__Exercise input__:
━━━━━━━━━━

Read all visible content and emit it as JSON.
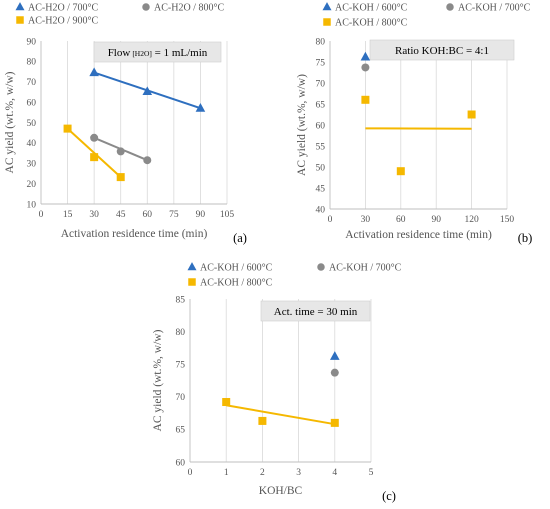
{
  "chart_data": [
    {
      "type": "scatter",
      "panel_label": "(a)",
      "xlabel": "Activation residence time (min)",
      "ylabel": "AC yield (wt.%, w/w)",
      "xlim": [
        0,
        105
      ],
      "ylim": [
        10,
        90
      ],
      "x_ticks": [
        "0",
        "15",
        "30",
        "45",
        "60",
        "75",
        "90",
        "105"
      ],
      "y_ticks": [
        "10",
        "20",
        "30",
        "40",
        "50",
        "60",
        "70",
        "80",
        "90"
      ],
      "grid": "vertical",
      "legend": "top",
      "annotation": {
        "text": "Flow",
        "sub": "[H2O]",
        "tail": " = 1 mL/min"
      },
      "series": [
        {
          "name": "AC-H2O / 700°C",
          "marker": "triangle",
          "color": "#2e6fbf",
          "x": [
            30,
            60,
            90
          ],
          "y": [
            74.5,
            65.2,
            57.0
          ],
          "line": {
            "x": [
              30,
              90
            ],
            "y": [
              74.5,
              57.0
            ]
          }
        },
        {
          "name": "AC-H2O / 800°C",
          "marker": "circle",
          "color": "#8a8a8a",
          "x": [
            30,
            45,
            60
          ],
          "y": [
            42.5,
            35.8,
            31.5
          ],
          "line": {
            "x": [
              30,
              60
            ],
            "y": [
              42.5,
              31.5
            ]
          }
        },
        {
          "name": "AC-H2O / 900°C",
          "marker": "square",
          "color": "#f5b800",
          "x": [
            15,
            30,
            45
          ],
          "y": [
            47.0,
            33.0,
            23.2
          ],
          "line": {
            "x": [
              15,
              45
            ],
            "y": [
              47.0,
              23.2
            ]
          }
        }
      ]
    },
    {
      "type": "scatter",
      "panel_label": "(b)",
      "xlabel": "Activation residence time (min)",
      "ylabel": "AC yield (wt.%, w/w)",
      "xlim": [
        0,
        150
      ],
      "ylim": [
        40,
        80
      ],
      "x_ticks": [
        "0",
        "30",
        "60",
        "90",
        "120",
        "150"
      ],
      "y_ticks": [
        "40",
        "45",
        "50",
        "55",
        "60",
        "65",
        "70",
        "75",
        "80"
      ],
      "grid": "vertical",
      "legend": "top",
      "annotation": {
        "text": "Ratio KOH:BC = 4:1",
        "sub": "",
        "tail": ""
      },
      "series": [
        {
          "name": "AC-KOH / 600°C",
          "marker": "triangle",
          "color": "#2e6fbf",
          "x": [
            30
          ],
          "y": [
            76.2
          ]
        },
        {
          "name": "AC-KOH / 700°C",
          "marker": "circle",
          "color": "#8a8a8a",
          "x": [
            30
          ],
          "y": [
            73.7
          ]
        },
        {
          "name": "AC-KOH / 800°C",
          "marker": "square",
          "color": "#f5b800",
          "x": [
            30,
            60,
            120
          ],
          "y": [
            66.0,
            49.0,
            62.5
          ],
          "line": {
            "x": [
              30,
              120
            ],
            "y": [
              59.2,
              59.1
            ]
          }
        }
      ]
    },
    {
      "type": "scatter",
      "panel_label": "(c)",
      "xlabel": "KOH/BC",
      "ylabel": "AC yield (wt.%, w/w)",
      "xlim": [
        0,
        5
      ],
      "ylim": [
        60,
        85
      ],
      "x_ticks": [
        "0",
        "1",
        "2",
        "3",
        "4",
        "5"
      ],
      "y_ticks": [
        "60",
        "65",
        "70",
        "75",
        "80",
        "85"
      ],
      "grid": "vertical",
      "legend": "top",
      "annotation": {
        "text": "Act. time = 30 min",
        "sub": "",
        "tail": ""
      },
      "series": [
        {
          "name": "AC-KOH / 600°C",
          "marker": "triangle",
          "color": "#2e6fbf",
          "x": [
            4
          ],
          "y": [
            76.2
          ]
        },
        {
          "name": "AC-KOH / 700°C",
          "marker": "circle",
          "color": "#8a8a8a",
          "x": [
            4
          ],
          "y": [
            73.7
          ]
        },
        {
          "name": "AC-KOH / 800°C",
          "marker": "square",
          "color": "#f5b800",
          "x": [
            1,
            2,
            4
          ],
          "y": [
            69.2,
            66.3,
            66.0
          ],
          "line": {
            "x": [
              1,
              4
            ],
            "y": [
              68.7,
              65.8
            ]
          }
        }
      ]
    }
  ]
}
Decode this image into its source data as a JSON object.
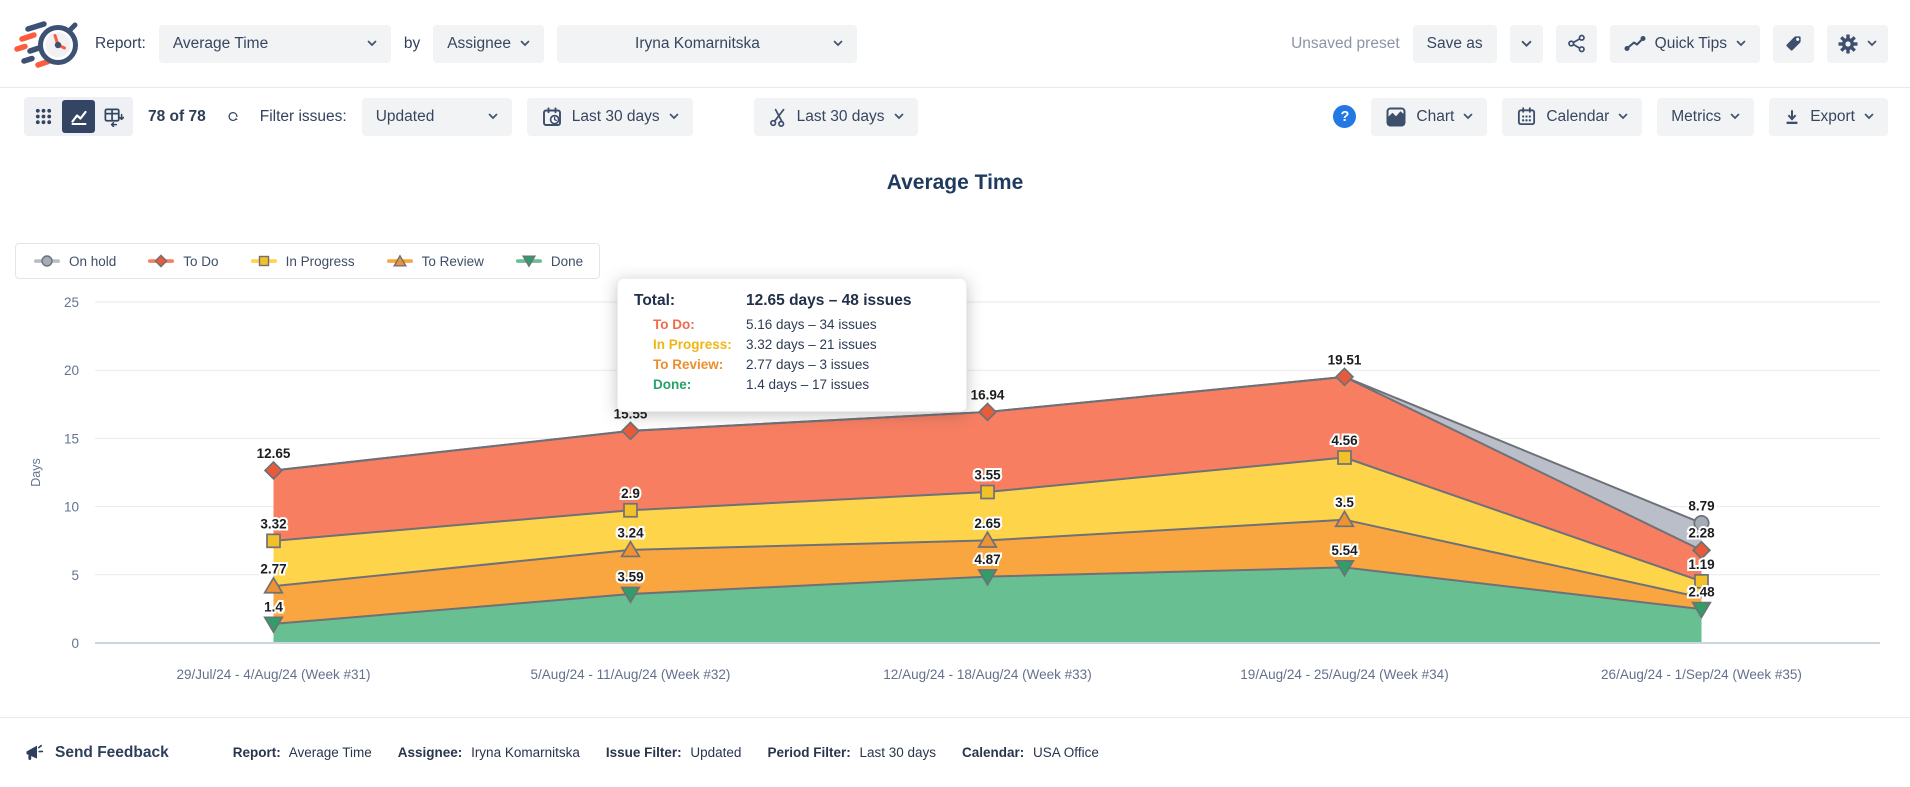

━━━━━━━━━━

__Task description__: Make an exact copy of the data, leaving its pictures out.

__Answer in full__:
Read all visible content and emit it as JSON.
{
  "chart_data": [
    {
      "type": "scatter",
      "panel_label": "(a)",
      "xlabel": "Activation residence time (min)",
      "ylabel": "AC yield (wt.%, w/w)",
      "xlim": [
        0,
        105
      ],
      "ylim": [
        10,
        90
      ],
      "x_ticks": [
        "0",
        "15",
        "30",
        "45",
        "60",
        "75",
        "90",
        "105"
      ],
      "y_ticks": [
        "10",
        "20",
        "30",
        "40",
        "50",
        "60",
        "70",
        "80",
        "90"
      ],
      "grid": "vertical",
      "legend": "top",
      "annotation": {
        "text": "Flow",
        "sub": "[H2O]",
        "tail": " = 1 mL/min"
      },
      "series": [
        {
          "name": "AC-H2O / 700°C",
          "marker": "triangle",
          "color": "#2e6fbf",
          "x": [
            30,
            60,
            90
          ],
          "y": [
            74.5,
            65.2,
            57.0
          ],
          "line": {
            "x": [
              30,
              90
            ],
            "y": [
              74.5,
              57.0
            ]
          }
        },
        {
          "name": "AC-H2O / 800°C",
          "marker": "circle",
          "color": "#8a8a8a",
          "x": [
            30,
            45,
            60
          ],
          "y": [
            42.5,
            35.8,
            31.5
          ],
          "line": {
            "x": [
              30,
              60
            ],
            "y": [
              42.5,
              31.5
            ]
          }
        },
        {
          "name": "AC-H2O / 900°C",
          "marker": "square",
          "color": "#f5b800",
          "x": [
            15,
            30,
            45
          ],
          "y": [
            47.0,
            33.0,
            23.2
          ],
          "line": {
            "x": [
              15,
              45
            ],
            "y": [
              47.0,
              23.2
            ]
          }
        }
      ]
    },
    {
      "type": "scatter",
      "panel_label": "(b)",
      "xlabel": "Activation residence time (min)",
      "ylabel": "AC yield (wt.%, w/w)",
      "xlim": [
        0,
        150
      ],
      "ylim": [
        40,
        80
      ],
      "x_ticks": [
        "0",
        "30",
        "60",
        "90",
        "120",
        "150"
      ],
      "y_ticks": [
        "40",
        "45",
        "50",
        "55",
        "60",
        "65",
        "70",
        "75",
        "80"
      ],
      "grid": "vertical",
      "legend": "top",
      "annotation": {
        "text": "Ratio KOH:BC = 4:1",
        "sub": "",
        "tail": ""
      },
      "series": [
        {
          "name": "AC-KOH / 600°C",
          "marker": "triangle",
          "color": "#2e6fbf",
          "x": [
            30
          ],
          "y": [
            76.2
          ]
        },
        {
          "name": "AC-KOH / 700°C",
          "marker": "circle",
          "color": "#8a8a8a",
          "x": [
            30
          ],
          "y": [
            73.7
          ]
        },
        {
          "name": "AC-KOH / 800°C",
          "marker": "square",
          "color": "#f5b800",
          "x": [
            30,
            60,
            120
          ],
          "y": [
            66.0,
            49.0,
            62.5
          ],
          "line": {
            "x": [
              30,
              120
            ],
            "y": [
              59.2,
              59.1
            ]
          }
        }
      ]
    },
    {
      "type": "scatter",
      "panel_label": "(c)",
      "xlabel": "KOH/BC",
      "ylabel": "AC yield (wt.%, w/w)",
      "xlim": [
        0,
        5
      ],
      "ylim": [
        60,
        85
      ],
      "x_ticks": [
        "0",
        "1",
        "2",
        "3",
        "4",
        "5"
      ],
      "y_ticks": [
        "60",
        "65",
        "70",
        "75",
        "80",
        "85"
      ],
      "grid": "vertical",
      "legend": "top",
      "annotation": {
        "text": "Act. time = 30 min",
        "sub": "",
        "tail": ""
      },
      "series": [
        {
          "name": "AC-KOH / 600°C",
          "marker": "triangle",
          "color": "#2e6fbf",
          "x": [
            4
          ],
          "y": [
            76.2
          ]
        },
        {
          "name": "AC-KOH / 700°C",
          "marker": "circle",
          "color": "#8a8a8a",
          "x": [
            4
          ],
          "y": [
            73.7
          ]
        },
        {
          "name": "AC-KOH / 800°C",
          "marker": "square",
          "color": "#f5b800",
          "x": [
            1,
            2,
            4
          ],
          "y": [
            69.2,
            66.3,
            66.0
          ],
          "line": {
            "x": [
              1,
              4
            ],
            "y": [
              68.7,
              65.8
            ]
          }
        }
      ]
    }
  ]
}
Decode this image into its source data as a JSON object.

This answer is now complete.